** Start **

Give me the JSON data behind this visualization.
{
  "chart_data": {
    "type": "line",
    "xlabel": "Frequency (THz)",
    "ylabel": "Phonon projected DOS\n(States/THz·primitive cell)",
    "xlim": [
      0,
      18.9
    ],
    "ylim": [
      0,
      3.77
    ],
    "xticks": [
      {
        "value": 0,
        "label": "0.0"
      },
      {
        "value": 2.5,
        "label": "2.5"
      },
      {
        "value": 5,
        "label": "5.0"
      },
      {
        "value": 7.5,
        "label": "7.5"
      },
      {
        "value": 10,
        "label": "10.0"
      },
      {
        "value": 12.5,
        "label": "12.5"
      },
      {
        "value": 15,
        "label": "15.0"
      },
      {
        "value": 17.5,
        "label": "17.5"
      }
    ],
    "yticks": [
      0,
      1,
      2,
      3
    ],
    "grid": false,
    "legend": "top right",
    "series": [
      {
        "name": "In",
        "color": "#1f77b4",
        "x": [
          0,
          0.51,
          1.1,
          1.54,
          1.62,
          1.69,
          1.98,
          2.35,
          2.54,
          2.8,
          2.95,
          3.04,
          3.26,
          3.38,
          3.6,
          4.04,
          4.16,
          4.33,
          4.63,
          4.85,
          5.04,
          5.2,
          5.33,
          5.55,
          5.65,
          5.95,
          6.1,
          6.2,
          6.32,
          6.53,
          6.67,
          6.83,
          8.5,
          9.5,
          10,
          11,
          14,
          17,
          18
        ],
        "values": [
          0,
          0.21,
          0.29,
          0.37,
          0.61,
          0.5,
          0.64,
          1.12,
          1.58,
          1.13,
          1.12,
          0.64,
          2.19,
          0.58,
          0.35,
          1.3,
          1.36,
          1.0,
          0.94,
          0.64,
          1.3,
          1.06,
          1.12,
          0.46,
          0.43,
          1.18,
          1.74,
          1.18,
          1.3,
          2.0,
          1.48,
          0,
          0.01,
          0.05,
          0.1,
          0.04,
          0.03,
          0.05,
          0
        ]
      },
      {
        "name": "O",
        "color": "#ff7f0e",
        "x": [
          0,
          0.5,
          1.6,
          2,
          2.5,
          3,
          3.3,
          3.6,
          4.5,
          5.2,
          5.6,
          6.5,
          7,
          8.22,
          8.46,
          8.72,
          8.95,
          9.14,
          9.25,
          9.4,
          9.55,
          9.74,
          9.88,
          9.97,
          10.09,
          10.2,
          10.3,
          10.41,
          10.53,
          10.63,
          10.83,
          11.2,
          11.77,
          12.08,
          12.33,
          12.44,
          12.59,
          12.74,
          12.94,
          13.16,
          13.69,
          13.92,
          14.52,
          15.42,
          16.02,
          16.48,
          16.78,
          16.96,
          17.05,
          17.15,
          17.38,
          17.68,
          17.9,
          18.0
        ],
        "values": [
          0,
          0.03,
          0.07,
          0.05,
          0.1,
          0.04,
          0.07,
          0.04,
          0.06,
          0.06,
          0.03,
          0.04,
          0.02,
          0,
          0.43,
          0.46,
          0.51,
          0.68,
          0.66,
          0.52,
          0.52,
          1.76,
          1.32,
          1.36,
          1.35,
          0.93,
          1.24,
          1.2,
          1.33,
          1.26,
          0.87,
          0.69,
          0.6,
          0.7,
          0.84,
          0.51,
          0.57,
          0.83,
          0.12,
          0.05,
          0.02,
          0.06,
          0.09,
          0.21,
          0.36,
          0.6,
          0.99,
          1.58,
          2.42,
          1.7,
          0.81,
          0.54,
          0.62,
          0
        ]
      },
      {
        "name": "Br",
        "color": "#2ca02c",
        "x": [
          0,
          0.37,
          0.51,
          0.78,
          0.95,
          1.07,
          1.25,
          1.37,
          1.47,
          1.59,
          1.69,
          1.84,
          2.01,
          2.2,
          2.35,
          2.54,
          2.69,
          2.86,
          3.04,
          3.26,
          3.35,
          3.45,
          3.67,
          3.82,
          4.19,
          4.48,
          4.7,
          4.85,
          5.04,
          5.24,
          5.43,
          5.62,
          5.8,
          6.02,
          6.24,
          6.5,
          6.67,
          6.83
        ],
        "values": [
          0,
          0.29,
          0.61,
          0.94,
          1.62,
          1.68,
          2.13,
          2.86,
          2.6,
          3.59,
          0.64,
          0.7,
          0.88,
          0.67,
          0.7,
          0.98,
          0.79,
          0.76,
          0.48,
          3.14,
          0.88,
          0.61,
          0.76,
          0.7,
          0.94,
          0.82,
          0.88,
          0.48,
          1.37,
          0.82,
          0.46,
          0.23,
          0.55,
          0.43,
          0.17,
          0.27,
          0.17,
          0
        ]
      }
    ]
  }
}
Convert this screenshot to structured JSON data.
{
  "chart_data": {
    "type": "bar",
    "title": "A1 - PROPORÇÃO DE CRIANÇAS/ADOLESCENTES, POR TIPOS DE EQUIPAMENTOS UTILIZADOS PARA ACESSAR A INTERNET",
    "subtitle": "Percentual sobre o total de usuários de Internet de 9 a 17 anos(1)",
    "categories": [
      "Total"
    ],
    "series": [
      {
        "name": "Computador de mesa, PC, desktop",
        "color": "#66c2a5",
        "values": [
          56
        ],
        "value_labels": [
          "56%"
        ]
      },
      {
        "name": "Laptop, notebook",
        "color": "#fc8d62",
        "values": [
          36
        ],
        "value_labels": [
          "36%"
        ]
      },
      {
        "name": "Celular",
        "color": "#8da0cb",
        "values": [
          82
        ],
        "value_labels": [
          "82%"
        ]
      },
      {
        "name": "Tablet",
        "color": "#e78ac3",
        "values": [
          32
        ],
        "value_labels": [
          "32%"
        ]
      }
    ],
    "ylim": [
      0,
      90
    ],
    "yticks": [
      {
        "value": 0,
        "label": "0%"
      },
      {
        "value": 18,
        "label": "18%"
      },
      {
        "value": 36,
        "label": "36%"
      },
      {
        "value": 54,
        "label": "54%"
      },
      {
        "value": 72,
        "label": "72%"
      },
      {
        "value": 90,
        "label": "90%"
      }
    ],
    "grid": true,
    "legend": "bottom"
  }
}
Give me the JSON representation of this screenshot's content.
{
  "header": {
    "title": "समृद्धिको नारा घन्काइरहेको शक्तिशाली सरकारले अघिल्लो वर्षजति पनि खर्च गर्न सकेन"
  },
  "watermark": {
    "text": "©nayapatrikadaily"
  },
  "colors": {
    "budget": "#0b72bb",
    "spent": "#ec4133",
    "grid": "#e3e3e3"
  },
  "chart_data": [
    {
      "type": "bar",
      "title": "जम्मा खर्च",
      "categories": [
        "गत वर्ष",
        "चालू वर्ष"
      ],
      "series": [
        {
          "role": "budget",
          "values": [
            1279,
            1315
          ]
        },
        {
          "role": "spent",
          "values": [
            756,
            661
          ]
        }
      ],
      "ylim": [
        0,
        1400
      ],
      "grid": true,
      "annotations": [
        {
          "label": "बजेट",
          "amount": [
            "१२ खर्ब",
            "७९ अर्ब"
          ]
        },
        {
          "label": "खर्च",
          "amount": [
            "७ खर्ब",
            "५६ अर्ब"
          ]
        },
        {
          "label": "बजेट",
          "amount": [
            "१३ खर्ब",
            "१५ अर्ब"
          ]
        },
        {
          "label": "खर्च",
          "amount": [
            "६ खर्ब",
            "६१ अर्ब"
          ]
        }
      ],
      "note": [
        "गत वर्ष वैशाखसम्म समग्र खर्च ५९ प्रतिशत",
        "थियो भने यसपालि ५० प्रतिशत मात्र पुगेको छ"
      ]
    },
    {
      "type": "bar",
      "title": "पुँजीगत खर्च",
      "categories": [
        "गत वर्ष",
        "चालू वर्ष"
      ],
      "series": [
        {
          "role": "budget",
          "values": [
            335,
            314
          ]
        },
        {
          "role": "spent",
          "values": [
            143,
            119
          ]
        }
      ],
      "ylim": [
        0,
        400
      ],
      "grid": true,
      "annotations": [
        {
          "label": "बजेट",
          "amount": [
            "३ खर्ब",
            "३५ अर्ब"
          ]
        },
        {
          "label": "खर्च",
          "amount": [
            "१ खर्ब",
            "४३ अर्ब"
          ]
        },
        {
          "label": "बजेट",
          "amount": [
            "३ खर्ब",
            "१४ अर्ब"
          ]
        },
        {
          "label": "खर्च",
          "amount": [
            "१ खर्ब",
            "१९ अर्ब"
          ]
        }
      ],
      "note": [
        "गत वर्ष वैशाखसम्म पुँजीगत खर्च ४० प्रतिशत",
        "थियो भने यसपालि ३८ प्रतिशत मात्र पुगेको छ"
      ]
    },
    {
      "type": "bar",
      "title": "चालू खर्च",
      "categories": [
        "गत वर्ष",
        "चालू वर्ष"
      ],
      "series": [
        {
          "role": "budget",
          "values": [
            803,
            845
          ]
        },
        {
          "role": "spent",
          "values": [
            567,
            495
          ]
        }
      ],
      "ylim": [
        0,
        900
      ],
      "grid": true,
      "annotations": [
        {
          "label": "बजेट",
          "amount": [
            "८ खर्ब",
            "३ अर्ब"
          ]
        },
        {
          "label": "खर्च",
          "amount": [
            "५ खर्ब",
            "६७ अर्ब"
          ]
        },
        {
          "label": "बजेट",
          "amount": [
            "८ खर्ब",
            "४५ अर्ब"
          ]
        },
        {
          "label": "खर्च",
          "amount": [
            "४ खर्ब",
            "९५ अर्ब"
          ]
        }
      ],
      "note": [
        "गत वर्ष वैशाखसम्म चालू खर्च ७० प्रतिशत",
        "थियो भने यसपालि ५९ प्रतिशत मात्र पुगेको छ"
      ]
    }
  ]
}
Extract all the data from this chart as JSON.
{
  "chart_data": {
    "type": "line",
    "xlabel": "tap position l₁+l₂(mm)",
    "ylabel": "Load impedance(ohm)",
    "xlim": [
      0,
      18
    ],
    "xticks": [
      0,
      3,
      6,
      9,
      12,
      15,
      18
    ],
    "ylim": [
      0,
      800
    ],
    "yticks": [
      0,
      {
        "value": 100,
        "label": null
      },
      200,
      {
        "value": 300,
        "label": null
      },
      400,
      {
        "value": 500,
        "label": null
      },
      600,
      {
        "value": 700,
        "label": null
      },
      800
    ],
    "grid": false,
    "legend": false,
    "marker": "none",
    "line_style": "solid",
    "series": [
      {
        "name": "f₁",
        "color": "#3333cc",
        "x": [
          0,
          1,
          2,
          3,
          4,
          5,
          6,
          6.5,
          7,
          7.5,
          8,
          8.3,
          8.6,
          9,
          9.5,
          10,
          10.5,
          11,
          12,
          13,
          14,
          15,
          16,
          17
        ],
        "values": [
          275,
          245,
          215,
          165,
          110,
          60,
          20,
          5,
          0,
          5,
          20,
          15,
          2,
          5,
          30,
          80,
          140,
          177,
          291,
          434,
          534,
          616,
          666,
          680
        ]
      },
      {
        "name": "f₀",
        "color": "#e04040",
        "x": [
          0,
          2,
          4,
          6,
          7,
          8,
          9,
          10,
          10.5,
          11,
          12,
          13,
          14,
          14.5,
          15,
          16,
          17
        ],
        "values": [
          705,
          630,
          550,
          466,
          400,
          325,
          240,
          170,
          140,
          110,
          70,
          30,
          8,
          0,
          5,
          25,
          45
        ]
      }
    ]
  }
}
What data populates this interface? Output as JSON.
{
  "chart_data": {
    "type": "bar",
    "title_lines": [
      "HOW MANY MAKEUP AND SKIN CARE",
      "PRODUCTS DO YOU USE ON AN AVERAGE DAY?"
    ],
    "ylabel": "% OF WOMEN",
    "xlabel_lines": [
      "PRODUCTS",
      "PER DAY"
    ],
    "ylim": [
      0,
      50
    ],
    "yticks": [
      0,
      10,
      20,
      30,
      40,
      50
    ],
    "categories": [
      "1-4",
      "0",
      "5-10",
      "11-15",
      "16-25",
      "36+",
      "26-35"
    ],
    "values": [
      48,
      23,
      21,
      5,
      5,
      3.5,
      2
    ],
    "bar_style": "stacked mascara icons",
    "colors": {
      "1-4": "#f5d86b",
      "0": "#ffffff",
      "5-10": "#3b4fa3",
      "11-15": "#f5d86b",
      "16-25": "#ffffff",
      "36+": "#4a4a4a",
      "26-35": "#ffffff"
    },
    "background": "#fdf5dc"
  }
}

** End **

> [REQUIRED WORK]:
Consider the entries above and return each line with the string "name".

> [SOLUTION TO THE PROBLEM]:
        "name": "In",
        "name": "O",
        "name": "Br",
        "name": "Computador de mesa, PC, desktop",
        "name": "Laptop, notebook",
        "name": "Celular",
        "name": "Tablet",
        "name": "f₁",
        "name": "f₀",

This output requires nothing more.